Task brief:
Count the lines below that contain "this". Give only the number.

═════ Provided records ═════

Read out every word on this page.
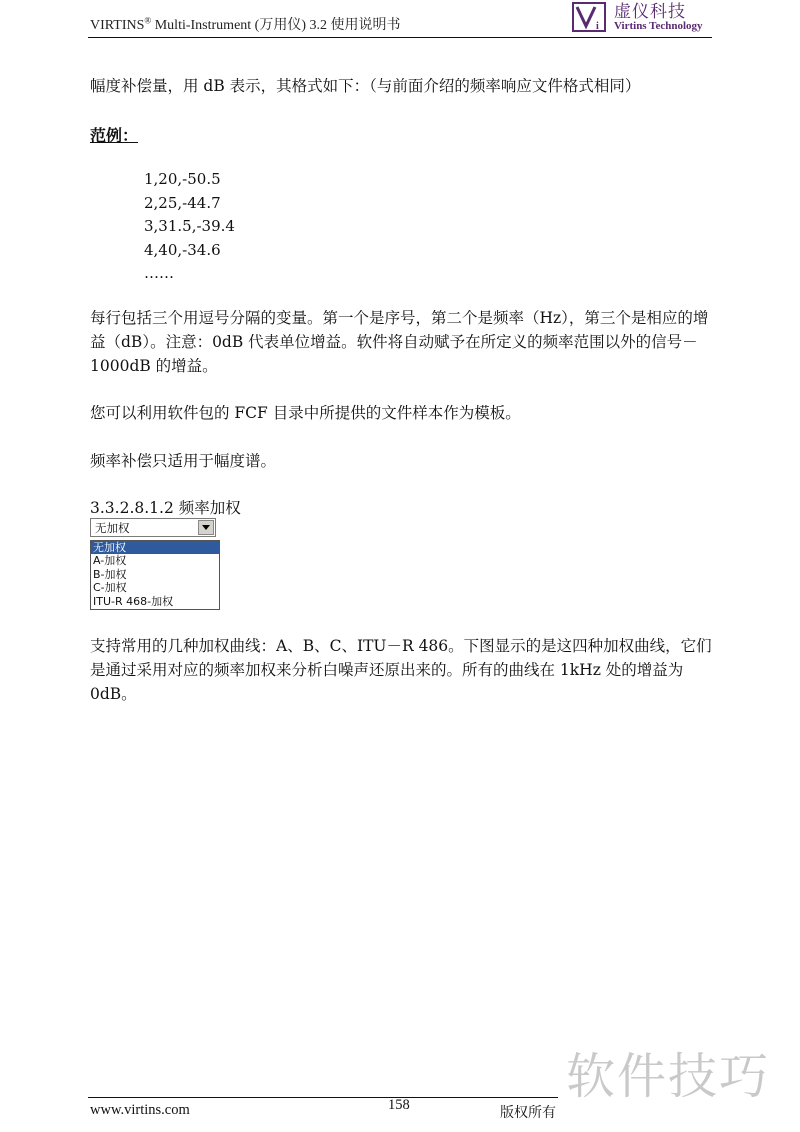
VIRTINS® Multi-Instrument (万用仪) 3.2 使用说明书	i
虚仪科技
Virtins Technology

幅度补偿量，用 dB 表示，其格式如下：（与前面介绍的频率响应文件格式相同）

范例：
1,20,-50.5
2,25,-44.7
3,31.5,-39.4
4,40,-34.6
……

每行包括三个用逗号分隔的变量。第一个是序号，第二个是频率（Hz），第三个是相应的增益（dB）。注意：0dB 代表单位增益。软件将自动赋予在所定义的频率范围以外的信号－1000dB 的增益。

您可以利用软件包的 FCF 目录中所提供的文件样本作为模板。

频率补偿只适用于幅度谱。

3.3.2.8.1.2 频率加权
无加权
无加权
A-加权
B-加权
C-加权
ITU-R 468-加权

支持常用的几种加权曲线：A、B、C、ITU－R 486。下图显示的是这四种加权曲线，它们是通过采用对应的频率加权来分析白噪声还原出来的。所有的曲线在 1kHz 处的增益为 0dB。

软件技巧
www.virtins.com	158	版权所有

═════
═════ Provided records ═════

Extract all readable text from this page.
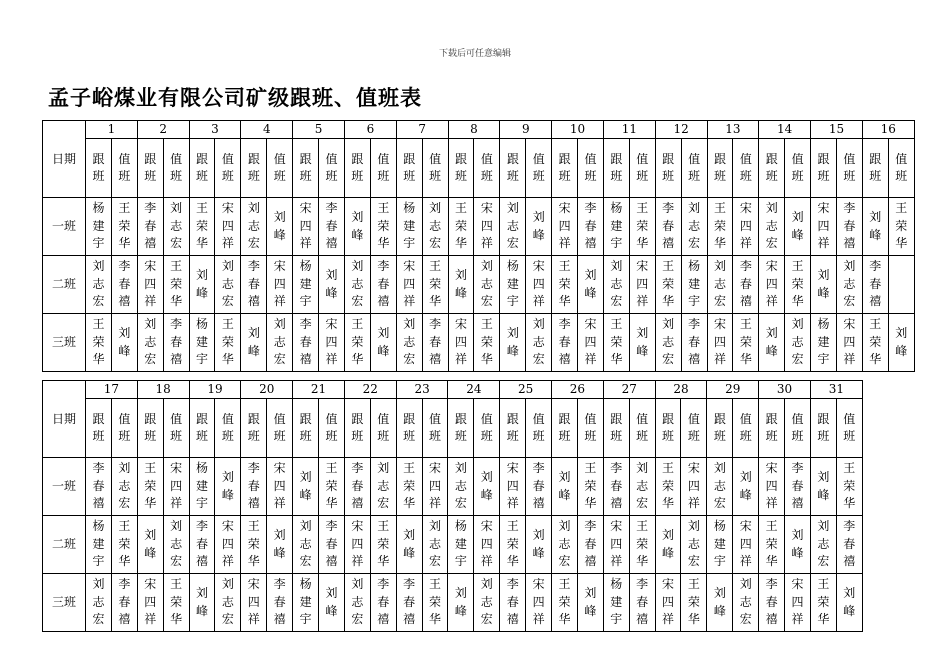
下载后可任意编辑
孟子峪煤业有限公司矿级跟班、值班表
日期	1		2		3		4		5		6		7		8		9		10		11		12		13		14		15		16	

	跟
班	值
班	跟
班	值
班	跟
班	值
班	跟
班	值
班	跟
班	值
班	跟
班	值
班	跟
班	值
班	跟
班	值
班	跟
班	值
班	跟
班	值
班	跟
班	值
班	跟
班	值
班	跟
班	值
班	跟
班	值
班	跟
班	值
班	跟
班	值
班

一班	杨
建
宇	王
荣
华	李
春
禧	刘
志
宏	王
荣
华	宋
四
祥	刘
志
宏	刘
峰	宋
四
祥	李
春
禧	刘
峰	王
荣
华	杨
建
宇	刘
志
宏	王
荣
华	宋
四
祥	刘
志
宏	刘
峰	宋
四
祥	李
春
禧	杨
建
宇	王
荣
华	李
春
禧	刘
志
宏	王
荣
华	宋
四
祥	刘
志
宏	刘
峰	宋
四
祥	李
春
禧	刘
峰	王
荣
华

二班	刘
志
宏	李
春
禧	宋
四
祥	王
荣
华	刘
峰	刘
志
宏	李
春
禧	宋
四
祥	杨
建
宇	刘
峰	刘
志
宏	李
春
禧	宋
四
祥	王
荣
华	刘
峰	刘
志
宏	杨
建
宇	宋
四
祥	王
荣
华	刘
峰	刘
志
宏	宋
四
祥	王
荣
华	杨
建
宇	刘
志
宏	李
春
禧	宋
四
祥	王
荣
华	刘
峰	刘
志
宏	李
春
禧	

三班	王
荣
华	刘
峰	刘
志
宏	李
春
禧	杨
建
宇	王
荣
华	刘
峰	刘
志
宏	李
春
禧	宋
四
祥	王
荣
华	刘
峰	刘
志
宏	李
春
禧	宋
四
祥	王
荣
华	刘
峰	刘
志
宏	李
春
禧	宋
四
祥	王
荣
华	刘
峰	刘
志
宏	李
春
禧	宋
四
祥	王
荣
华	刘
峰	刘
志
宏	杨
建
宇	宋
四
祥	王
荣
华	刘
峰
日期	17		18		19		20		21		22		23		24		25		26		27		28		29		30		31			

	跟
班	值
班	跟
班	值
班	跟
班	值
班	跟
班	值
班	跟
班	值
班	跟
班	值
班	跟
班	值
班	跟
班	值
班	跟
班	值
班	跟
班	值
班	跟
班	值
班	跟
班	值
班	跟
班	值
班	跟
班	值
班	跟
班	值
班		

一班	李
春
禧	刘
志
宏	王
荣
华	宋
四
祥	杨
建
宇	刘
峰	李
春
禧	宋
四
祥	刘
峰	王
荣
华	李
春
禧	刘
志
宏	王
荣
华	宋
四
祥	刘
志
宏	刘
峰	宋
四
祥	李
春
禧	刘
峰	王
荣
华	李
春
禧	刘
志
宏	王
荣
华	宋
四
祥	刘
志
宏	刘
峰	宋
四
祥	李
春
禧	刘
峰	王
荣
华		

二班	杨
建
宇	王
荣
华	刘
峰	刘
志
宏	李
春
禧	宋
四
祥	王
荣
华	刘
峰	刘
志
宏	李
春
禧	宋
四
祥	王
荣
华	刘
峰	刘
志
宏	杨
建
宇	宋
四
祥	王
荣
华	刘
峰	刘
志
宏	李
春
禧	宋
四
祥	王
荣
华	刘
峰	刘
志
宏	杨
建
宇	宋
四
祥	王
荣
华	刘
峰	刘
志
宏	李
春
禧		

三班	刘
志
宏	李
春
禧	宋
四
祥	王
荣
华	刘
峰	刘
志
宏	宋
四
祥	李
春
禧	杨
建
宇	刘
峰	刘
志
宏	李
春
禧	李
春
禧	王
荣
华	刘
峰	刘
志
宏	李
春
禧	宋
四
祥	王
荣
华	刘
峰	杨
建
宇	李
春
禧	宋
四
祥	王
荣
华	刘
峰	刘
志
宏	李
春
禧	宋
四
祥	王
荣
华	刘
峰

═════

Response:
2